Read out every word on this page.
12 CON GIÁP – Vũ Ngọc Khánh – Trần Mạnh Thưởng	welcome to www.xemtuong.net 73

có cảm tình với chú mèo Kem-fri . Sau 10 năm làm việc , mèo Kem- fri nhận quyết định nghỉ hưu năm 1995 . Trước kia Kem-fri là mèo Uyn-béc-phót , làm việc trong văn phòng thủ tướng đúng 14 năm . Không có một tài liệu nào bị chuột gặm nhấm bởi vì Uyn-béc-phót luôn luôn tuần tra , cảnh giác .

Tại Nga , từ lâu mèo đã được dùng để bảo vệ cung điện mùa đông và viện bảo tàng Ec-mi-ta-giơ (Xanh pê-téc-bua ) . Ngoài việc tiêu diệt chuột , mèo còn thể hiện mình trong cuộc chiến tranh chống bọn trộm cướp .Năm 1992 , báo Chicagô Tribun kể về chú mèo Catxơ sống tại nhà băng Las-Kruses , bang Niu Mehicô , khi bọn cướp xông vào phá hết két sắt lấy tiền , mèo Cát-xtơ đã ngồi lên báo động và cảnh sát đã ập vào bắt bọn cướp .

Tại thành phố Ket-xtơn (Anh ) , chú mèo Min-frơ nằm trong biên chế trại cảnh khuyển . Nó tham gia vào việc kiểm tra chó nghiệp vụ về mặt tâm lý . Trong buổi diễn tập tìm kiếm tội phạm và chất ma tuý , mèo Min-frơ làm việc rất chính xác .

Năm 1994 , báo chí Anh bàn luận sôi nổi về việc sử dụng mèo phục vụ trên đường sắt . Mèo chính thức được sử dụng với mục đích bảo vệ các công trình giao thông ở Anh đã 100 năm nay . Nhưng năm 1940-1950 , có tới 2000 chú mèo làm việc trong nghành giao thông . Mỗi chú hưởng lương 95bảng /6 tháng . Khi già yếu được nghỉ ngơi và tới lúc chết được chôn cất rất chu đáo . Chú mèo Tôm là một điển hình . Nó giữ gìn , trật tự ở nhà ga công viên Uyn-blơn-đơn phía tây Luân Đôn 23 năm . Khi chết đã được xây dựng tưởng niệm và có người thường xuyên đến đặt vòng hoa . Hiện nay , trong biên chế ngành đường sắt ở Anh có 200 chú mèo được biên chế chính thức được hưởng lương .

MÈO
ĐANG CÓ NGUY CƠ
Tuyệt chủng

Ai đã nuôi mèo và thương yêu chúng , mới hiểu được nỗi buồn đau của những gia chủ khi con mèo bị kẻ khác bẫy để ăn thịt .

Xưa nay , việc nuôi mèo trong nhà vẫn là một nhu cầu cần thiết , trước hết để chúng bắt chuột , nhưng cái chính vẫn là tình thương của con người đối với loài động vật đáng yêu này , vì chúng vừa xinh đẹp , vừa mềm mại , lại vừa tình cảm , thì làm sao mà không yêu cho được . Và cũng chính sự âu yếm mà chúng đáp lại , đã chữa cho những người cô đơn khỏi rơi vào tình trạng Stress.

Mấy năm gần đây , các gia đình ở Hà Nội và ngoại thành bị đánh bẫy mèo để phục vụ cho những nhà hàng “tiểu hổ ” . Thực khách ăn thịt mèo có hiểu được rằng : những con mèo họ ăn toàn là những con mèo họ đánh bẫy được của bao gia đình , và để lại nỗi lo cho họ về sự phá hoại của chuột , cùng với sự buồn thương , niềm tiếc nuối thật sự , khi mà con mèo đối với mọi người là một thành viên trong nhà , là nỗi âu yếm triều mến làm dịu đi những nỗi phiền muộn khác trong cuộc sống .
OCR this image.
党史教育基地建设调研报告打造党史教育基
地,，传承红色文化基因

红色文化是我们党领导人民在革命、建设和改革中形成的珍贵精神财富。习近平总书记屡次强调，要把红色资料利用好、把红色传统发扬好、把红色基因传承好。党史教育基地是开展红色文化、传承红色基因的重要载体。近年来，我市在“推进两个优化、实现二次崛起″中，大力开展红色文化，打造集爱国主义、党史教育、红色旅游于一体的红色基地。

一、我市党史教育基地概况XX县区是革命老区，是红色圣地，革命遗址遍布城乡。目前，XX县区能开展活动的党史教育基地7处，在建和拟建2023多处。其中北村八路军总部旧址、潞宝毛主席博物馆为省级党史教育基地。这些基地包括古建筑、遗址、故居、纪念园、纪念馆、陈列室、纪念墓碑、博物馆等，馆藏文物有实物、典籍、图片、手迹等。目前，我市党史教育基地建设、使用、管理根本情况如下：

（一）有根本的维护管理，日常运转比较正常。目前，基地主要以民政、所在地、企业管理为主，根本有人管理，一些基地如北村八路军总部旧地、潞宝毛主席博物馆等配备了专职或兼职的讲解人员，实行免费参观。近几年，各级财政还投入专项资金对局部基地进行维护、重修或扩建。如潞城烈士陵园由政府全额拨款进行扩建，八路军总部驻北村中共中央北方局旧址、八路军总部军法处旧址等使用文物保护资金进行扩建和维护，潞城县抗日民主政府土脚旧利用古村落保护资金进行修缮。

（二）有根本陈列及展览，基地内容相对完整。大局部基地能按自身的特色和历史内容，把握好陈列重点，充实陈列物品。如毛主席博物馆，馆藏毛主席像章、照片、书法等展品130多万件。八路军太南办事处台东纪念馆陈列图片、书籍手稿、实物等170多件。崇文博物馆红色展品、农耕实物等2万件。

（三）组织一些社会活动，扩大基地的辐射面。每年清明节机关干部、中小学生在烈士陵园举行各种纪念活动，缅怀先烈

##########

--- Goal of the exercise ---
Scan the material above for the string "thương" and report each line where you find it.

--- Answer to this task ---
Ai đã nuôi mèo và thương yêu chúng , mới hiểu được nỗi buồn đau của những gia chủ khi con mèo bị kẻ khác bẫy để ăn thịt .
Xưa nay , việc nuôi mèo trong nhà vẫn là một nhu cầu cần thiết , trước hết để chúng bắt chuột , nhưng cái chính vẫn là tình thương của con người đối với loài động vật đáng yêu này , vì chúng vừa xinh đẹp , vừa mềm mại , lại vừa tình cảm , thì làm sao mà không yêu cho được . Và cũng chính sự âu yếm mà chúng đáp lại , đã chữa cho những người cô đơn khỏi rơi vào tình trạng Stress.
Mấy năm gần đây , các gia đình ở Hà Nội và ngoại thành bị đánh bẫy mèo để phục vụ cho những nhà hàng “tiểu hổ ” . Thực khách ăn thịt mèo có hiểu được rằng : những con mèo họ ăn toàn là những con mèo họ đánh bẫy được của bao gia đình , và để lại nỗi lo cho họ về sự phá hoại của chuột , cùng với sự buồn thương , niềm tiếc nuối thật sự , khi mà con mèo đối với mọi người là một thành viên trong nhà , là nỗi âu yếm triều mến làm dịu đi những nỗi phiền muộn khác trong cuộc sống .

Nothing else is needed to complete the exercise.